[Start of SUPPLIED DATA]

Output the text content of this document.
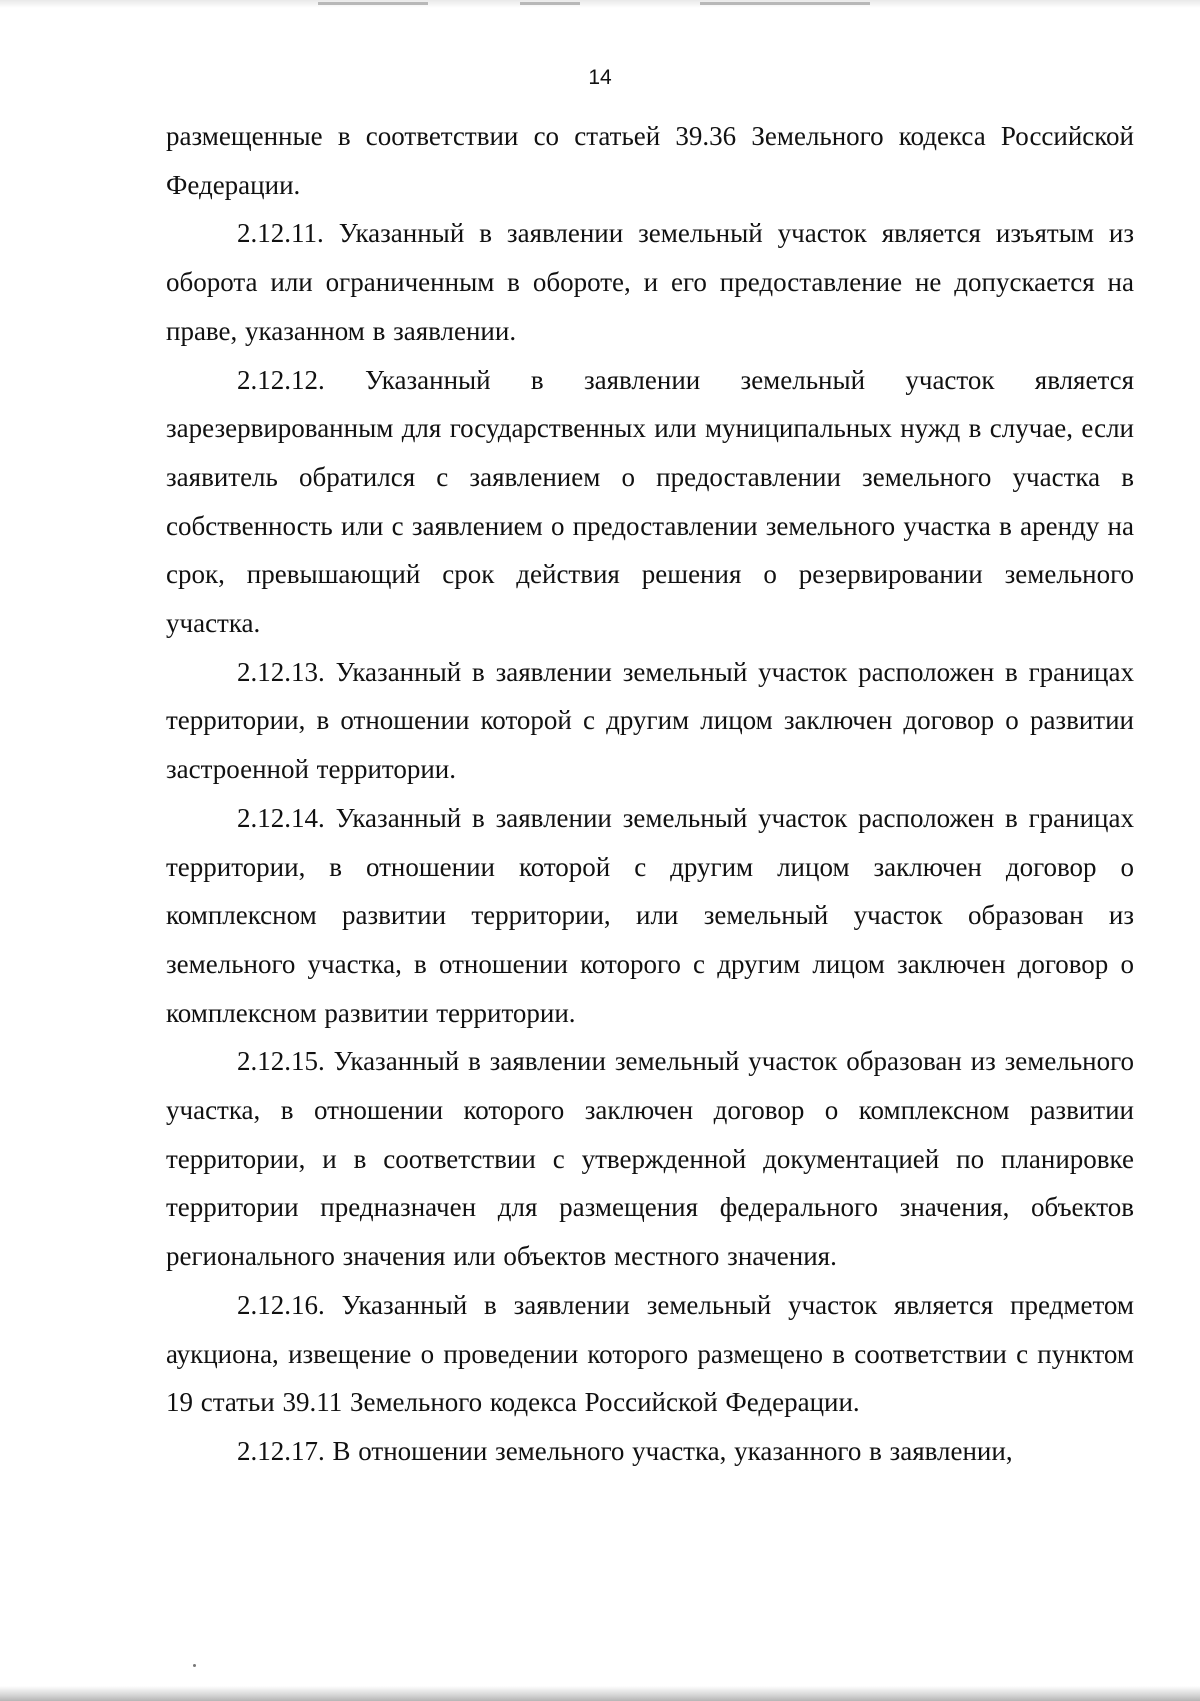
14

размещенные в соответствии со статьей 39.36 Земельного кодекса Российской Федерации.

2.12.11. Указанный в заявлении земельный участок является изъятым из оборота или ограниченным в обороте, и его предоставление не допускается на праве, указанном в заявлении.

2.12.12. Указанный в заявлении земельный участок является зарезервированным для государственных или муниципальных нужд в случае, если заявитель обратился с заявлением о предоставлении земельного участка в собственность или с заявлением о предоставлении земельного участка в аренду на срок, превышающий срок действия решения о резервировании земельного участка.

2.12.13. Указанный в заявлении земельный участок расположен в границах территории, в отношении которой с другим лицом заключен договор о развитии застроенной территории.

2.12.14. Указанный в заявлении земельный участок расположен в границах территории, в отношении которой с другим лицом заключен договор о комплексном развитии территории, или земельный участок образован из земельного участка, в отношении которого с другим лицом заключен договор о комплексном развитии территории.

2.12.15. Указанный в заявлении земельный участок образован из земельного участка, в отношении которого заключен договор о комплексном развитии территории, и в соответствии с утвержденной документацией по планировке территории предназначен для размещения федерального значения, объектов регионального значения или объектов местного значения.

2.12.16. Указанный в заявлении земельный участок является предметом аукциона, извещение о проведении которого размещено в соответствии с пунктом 19 статьи 39.11 Земельного кодекса Российской Федерации.

2.12.17. В отношении земельного участка, указанного в заявлении,
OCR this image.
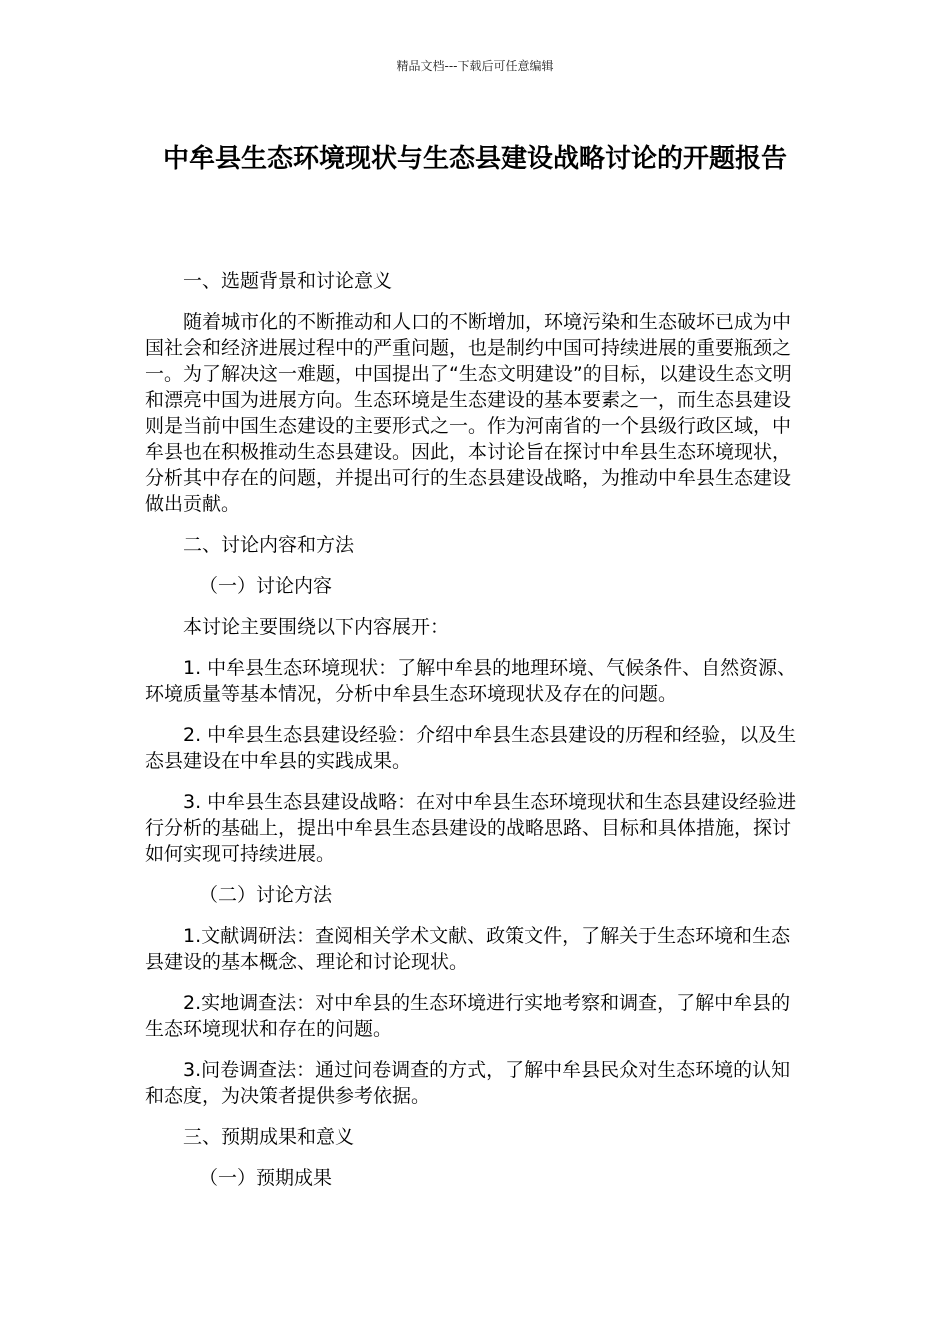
精品文档---下载后可任意编辑
中牟县生态环境现状与生态县建设战略讨论的开题报告

一、选题背景和讨论意义

随着城市化的不断推动和人口的不断增加，环境污染和生态破坏已成为中国社会和经济进展过程中的严重问题，也是制约中国可持续进展的重要瓶颈之一。为了解决这一难题，中国提出了“生态文明建设”的目标，以建设生态文明和漂亮中国为进展方向。生态环境是生态建设的基本要素之一，而生态县建设则是当前中国生态建设的主要形式之一。作为河南省的一个县级行政区域，中牟县也在积极推动生态县建设。因此，本讨论旨在探讨中牟县生态环境现状，分析其中存在的问题，并提出可行的生态县建设战略，为推动中牟县生态建设做出贡献。

二、讨论内容和方法

（一）讨论内容

本讨论主要围绕以下内容展开：

1. 中牟县生态环境现状：了解中牟县的地理环境、气候条件、自然资源、环境质量等基本情况，分析中牟县生态环境现状及存在的问题。

2. 中牟县生态县建设经验：介绍中牟县生态县建设的历程和经验，以及生态县建设在中牟县的实践成果。

3. 中牟县生态县建设战略：在对中牟县生态环境现状和生态县建设经验进行分析的基础上，提出中牟县生态县建设的战略思路、目标和具体措施，探讨如何实现可持续进展。

（二）讨论方法

1.文献调研法：查阅相关学术文献、政策文件，了解关于生态环境和生态县建设的基本概念、理论和讨论现状。

2.实地调查法：对中牟县的生态环境进行实地考察和调查，了解中牟县的生态环境现状和存在的问题。

3.问卷调查法：通过问卷调查的方式，了解中牟县民众对生态环境的认知和态度，为决策者提供参考依据。

三、预期成果和意义

（一）预期成果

[End of SUPPLIED DATA]

WHAT TO DO:
Print every entry above again without changing a word, and omit the pictures.

SOLUTION FOR THIS EXERCISE:
Output the text content of this document.
14

размещенные в соответствии со статьей 39.36 Земельного кодекса Российской Федерации.

2.12.11. Указанный в заявлении земельный участок является изъятым из оборота или ограниченным в обороте, и его предоставление не допускается на праве, указанном в заявлении.

2.12.12. Указанный в заявлении земельный участок является зарезервированным для государственных или муниципальных нужд в случае, если заявитель обратился с заявлением о предоставлении земельного участка в собственность или с заявлением о предоставлении земельного участка в аренду на срок, превышающий срок действия решения о резервировании земельного участка.

2.12.13. Указанный в заявлении земельный участок расположен в границах территории, в отношении которой с другим лицом заключен договор о развитии застроенной территории.

2.12.14. Указанный в заявлении земельный участок расположен в границах территории, в отношении которой с другим лицом заключен договор о комплексном развитии территории, или земельный участок образован из земельного участка, в отношении которого с другим лицом заключен договор о комплексном развитии территории.

2.12.15. Указанный в заявлении земельный участок образован из земельного участка, в отношении которого заключен договор о комплексном развитии территории, и в соответствии с утвержденной документацией по планировке территории предназначен для размещения федерального значения, объектов регионального значения или объектов местного значения.

2.12.16. Указанный в заявлении земельный участок является предметом аукциона, извещение о проведении которого размещено в соответствии с пунктом 19 статьи 39.11 Земельного кодекса Российской Федерации.

2.12.17. В отношении земельного участка, указанного в заявлении,
OCR this image.
精品文档---下载后可任意编辑
中牟县生态环境现状与生态县建设战略讨论的开题报告

一、选题背景和讨论意义

随着城市化的不断推动和人口的不断增加，环境污染和生态破坏已成为中国社会和经济进展过程中的严重问题，也是制约中国可持续进展的重要瓶颈之一。为了解决这一难题，中国提出了“生态文明建设”的目标，以建设生态文明和漂亮中国为进展方向。生态环境是生态建设的基本要素之一，而生态县建设则是当前中国生态建设的主要形式之一。作为河南省的一个县级行政区域，中牟县也在积极推动生态县建设。因此，本讨论旨在探讨中牟县生态环境现状，分析其中存在的问题，并提出可行的生态县建设战略，为推动中牟县生态建设做出贡献。

二、讨论内容和方法

（一）讨论内容

本讨论主要围绕以下内容展开：

1. 中牟县生态环境现状：了解中牟县的地理环境、气候条件、自然资源、环境质量等基本情况，分析中牟县生态环境现状及存在的问题。

2. 中牟县生态县建设经验：介绍中牟县生态县建设的历程和经验，以及生态县建设在中牟县的实践成果。

3. 中牟县生态县建设战略：在对中牟县生态环境现状和生态县建设经验进行分析的基础上，提出中牟县生态县建设的战略思路、目标和具体措施，探讨如何实现可持续进展。

（二）讨论方法

1.文献调研法：查阅相关学术文献、政策文件，了解关于生态环境和生态县建设的基本概念、理论和讨论现状。

2.实地调查法：对中牟县的生态环境进行实地考察和调查，了解中牟县的生态环境现状和存在的问题。

3.问卷调查法：通过问卷调查的方式，了解中牟县民众对生态环境的认知和态度，为决策者提供参考依据。

三、预期成果和意义

（一）预期成果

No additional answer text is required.